> [DATA SHOWN]:
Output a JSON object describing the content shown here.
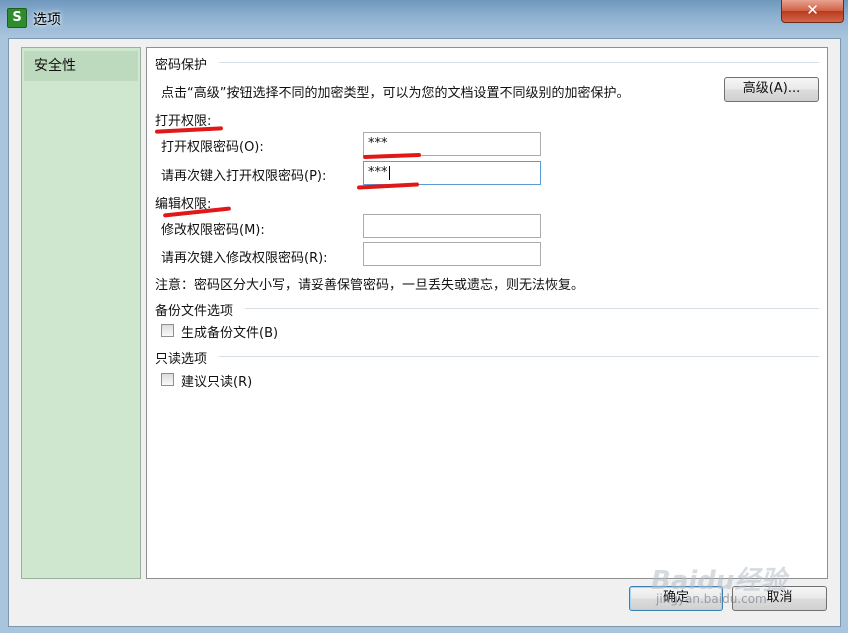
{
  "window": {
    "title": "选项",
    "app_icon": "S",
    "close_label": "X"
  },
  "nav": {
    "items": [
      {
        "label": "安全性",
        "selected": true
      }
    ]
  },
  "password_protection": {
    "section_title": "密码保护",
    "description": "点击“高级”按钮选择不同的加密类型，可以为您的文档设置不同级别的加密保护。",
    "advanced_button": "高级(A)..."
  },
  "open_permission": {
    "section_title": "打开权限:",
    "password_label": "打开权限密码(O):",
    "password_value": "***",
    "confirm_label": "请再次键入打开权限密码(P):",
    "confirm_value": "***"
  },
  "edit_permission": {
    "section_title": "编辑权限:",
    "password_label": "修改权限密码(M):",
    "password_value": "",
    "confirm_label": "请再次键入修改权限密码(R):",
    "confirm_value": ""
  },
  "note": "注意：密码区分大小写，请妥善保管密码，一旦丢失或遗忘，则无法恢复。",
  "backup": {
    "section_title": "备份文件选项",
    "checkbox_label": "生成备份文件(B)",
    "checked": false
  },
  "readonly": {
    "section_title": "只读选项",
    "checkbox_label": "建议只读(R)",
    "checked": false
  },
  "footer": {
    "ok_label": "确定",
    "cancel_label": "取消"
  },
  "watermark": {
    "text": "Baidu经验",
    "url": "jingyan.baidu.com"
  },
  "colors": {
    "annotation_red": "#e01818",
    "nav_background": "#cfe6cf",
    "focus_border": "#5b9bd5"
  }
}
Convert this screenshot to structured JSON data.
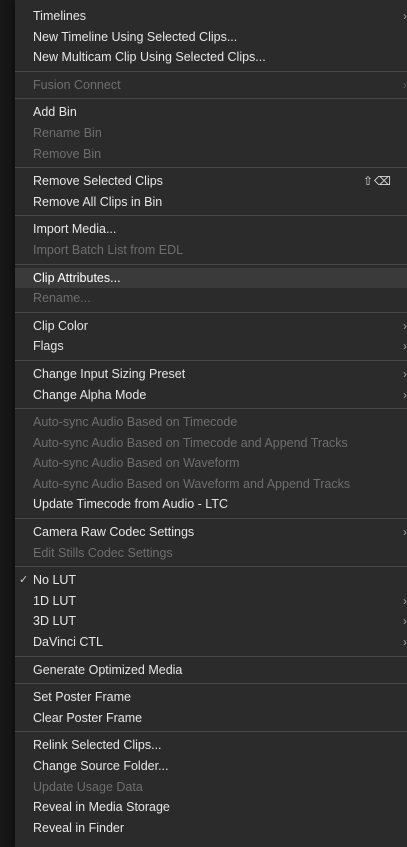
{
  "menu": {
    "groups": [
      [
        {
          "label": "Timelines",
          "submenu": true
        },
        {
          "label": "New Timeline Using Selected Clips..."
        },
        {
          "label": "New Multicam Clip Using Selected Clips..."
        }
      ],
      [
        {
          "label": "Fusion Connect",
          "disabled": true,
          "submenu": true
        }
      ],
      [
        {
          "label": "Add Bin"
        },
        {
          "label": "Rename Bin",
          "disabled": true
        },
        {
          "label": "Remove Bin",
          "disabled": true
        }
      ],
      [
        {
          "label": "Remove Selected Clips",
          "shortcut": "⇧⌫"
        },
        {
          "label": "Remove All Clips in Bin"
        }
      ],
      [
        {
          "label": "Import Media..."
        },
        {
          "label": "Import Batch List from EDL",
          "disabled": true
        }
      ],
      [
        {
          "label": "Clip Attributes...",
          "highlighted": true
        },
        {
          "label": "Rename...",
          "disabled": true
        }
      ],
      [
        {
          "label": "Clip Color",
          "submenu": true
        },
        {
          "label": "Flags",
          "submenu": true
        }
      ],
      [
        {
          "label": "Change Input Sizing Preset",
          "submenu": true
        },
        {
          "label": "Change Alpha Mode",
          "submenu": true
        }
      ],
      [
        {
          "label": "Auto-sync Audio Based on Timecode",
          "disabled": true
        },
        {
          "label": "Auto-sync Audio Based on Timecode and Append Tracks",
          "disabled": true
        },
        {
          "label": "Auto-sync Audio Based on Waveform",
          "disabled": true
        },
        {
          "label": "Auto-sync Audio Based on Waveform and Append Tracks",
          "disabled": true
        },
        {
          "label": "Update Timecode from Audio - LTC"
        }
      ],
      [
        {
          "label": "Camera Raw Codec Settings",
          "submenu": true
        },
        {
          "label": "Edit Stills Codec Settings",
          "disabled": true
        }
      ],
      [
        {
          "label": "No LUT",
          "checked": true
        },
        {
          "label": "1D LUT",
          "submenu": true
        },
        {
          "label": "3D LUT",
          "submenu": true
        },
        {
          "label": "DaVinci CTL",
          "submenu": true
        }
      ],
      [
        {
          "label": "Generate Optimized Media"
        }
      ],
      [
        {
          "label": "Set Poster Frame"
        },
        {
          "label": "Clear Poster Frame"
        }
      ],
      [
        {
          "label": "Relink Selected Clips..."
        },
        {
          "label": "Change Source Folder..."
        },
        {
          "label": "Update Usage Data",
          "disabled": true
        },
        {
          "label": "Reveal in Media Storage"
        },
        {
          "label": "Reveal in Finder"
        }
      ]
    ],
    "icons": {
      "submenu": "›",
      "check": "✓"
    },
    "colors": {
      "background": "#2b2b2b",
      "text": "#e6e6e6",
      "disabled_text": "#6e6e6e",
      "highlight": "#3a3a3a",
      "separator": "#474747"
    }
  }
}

> [GIVEN INSTRUCTION]: Using the listing above, locate the lines that hold "Waveform" and copy each one.

> [RESULT OF THE TASK]:
          "label": "Auto-sync Audio Based on Waveform",
          "label": "Auto-sync Audio Based on Waveform and Append Tracks",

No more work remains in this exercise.